Rewrite the records from the first line up to and including the line that contains "In FIG. 16, the drum", replacing "fabric lapping means" with "ply turnup mechanism" and leaving everything else unchanged. Output only those lines.

┏━━

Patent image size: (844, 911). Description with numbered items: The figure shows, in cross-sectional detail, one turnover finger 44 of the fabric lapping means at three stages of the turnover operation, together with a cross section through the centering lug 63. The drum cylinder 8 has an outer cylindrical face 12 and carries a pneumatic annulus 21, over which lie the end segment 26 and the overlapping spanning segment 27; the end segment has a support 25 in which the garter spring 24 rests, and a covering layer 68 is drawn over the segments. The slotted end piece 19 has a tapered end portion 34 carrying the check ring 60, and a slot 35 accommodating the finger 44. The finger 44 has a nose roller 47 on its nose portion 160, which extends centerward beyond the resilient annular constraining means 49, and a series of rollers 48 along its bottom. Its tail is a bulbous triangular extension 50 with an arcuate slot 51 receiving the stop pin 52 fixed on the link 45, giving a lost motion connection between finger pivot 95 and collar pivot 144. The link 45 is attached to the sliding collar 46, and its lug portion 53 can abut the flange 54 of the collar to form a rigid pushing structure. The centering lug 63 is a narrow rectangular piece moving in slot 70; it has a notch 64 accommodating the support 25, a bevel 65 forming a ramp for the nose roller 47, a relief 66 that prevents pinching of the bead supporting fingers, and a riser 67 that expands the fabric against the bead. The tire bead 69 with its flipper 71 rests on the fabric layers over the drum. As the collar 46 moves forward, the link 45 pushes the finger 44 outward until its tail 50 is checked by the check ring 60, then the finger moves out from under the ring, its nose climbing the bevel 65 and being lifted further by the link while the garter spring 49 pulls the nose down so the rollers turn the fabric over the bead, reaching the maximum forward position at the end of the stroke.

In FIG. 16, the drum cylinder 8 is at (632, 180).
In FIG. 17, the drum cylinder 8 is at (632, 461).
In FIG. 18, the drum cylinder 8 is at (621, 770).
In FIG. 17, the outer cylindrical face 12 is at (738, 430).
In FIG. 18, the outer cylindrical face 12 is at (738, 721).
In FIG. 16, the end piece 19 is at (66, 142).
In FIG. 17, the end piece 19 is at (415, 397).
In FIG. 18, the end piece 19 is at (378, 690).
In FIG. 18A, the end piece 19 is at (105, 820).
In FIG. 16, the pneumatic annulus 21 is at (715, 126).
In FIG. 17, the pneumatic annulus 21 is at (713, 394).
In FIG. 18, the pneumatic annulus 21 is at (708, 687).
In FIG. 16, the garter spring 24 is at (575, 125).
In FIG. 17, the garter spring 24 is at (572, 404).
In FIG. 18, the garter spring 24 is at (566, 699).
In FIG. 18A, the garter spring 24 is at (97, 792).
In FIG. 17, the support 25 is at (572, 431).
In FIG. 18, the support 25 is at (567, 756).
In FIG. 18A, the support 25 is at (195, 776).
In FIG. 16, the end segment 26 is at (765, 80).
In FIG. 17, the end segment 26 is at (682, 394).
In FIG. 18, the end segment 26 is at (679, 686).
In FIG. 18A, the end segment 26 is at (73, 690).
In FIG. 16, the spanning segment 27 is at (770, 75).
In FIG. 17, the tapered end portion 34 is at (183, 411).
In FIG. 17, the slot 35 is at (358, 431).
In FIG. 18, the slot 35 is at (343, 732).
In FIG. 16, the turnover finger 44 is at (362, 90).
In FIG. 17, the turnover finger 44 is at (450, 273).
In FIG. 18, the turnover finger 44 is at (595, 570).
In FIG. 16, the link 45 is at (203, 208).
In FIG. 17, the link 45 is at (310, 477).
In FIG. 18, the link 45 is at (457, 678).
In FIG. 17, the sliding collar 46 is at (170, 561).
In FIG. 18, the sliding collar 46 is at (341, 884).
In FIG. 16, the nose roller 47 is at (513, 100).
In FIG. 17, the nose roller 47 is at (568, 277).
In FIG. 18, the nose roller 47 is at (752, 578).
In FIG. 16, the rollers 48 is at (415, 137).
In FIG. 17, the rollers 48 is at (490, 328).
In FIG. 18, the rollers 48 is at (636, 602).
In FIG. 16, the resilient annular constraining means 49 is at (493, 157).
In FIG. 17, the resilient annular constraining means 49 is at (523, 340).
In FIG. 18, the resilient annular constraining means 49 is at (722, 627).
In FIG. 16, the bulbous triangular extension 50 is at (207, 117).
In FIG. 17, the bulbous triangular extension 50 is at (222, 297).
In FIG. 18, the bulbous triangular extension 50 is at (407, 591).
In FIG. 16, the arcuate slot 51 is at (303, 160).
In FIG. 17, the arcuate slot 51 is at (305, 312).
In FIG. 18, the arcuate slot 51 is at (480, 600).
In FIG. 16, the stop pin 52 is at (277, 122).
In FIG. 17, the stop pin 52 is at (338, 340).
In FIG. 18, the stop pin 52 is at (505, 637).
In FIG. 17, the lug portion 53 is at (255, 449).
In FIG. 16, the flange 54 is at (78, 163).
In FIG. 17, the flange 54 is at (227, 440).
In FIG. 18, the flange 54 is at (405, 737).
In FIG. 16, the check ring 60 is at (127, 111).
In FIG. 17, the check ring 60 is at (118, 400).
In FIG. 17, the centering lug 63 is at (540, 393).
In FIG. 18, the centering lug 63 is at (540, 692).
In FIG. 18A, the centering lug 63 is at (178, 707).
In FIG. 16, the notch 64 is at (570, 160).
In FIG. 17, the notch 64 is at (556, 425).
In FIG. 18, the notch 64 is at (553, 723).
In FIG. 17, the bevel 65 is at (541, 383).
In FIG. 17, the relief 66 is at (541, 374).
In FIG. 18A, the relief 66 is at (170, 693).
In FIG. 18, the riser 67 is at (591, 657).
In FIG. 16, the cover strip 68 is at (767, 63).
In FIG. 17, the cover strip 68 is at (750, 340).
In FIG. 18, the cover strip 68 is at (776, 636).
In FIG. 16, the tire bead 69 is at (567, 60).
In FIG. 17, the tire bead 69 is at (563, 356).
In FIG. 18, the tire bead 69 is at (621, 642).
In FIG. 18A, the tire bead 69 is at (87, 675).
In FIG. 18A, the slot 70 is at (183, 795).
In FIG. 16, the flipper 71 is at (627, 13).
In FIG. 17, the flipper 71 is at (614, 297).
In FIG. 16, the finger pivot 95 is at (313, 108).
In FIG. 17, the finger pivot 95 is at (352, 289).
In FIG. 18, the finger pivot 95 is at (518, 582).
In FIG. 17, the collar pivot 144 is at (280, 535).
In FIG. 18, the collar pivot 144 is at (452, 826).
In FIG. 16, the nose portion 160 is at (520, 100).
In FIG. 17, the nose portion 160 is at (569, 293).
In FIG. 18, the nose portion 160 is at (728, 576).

┗━━

### Reply to the exercise
Patent image size: (844, 911). Description with numbered items: The figure shows, in cross-sectional detail, one turnover finger 44 of the ply turnup mechanism at three stages of the turnover operation, together with a cross section through the centering lug 63. The drum cylinder 8 has an outer cylindrical face 12 and carries a pneumatic annulus 21, over which lie the end segment 26 and the overlapping spanning segment 27; the end segment has a support 25 in which the garter spring 24 rests, and a covering layer 68 is drawn over the segments. The slotted end piece 19 has a tapered end portion 34 carrying the check ring 60, and a slot 35 accommodating the finger 44. The finger 44 has a nose roller 47 on its nose portion 160, which extends centerward beyond the resilient annular constraining means 49, and a series of rollers 48 along its bottom. Its tail is a bulbous triangular extension 50 with an arcuate slot 51 receiving the stop pin 52 fixed on the link 45, giving a lost motion connection between finger pivot 95 and collar pivot 144. The link 45 is attached to the sliding collar 46, and its lug portion 53 can abut the flange 54 of the collar to form a rigid pushing structure. The centering lug 63 is a narrow rectangular piece moving in slot 70; it has a notch 64 accommodating the support 25, a bevel 65 forming a ramp for the nose roller 47, a relief 66 that prevents pinching of the bead supporting fingers, and a riser 67 that expands the fabric against the bead. The tire bead 69 with its flipper 71 rests on the fabric layers over the drum. As the collar 46 moves forward, the link 45 pushes the finger 44 outward until its tail 50 is checked by the check ring 60, then the finger moves out from under the ring, its nose climbing the bevel 65 and being lifted further by the link while the garter spring 49 pulls the nose down so the rollers turn the fabric over the bead, reaching the maximum forward position at the end of the stroke.

In FIG. 16, the drum cylinder 8 is at (632, 180).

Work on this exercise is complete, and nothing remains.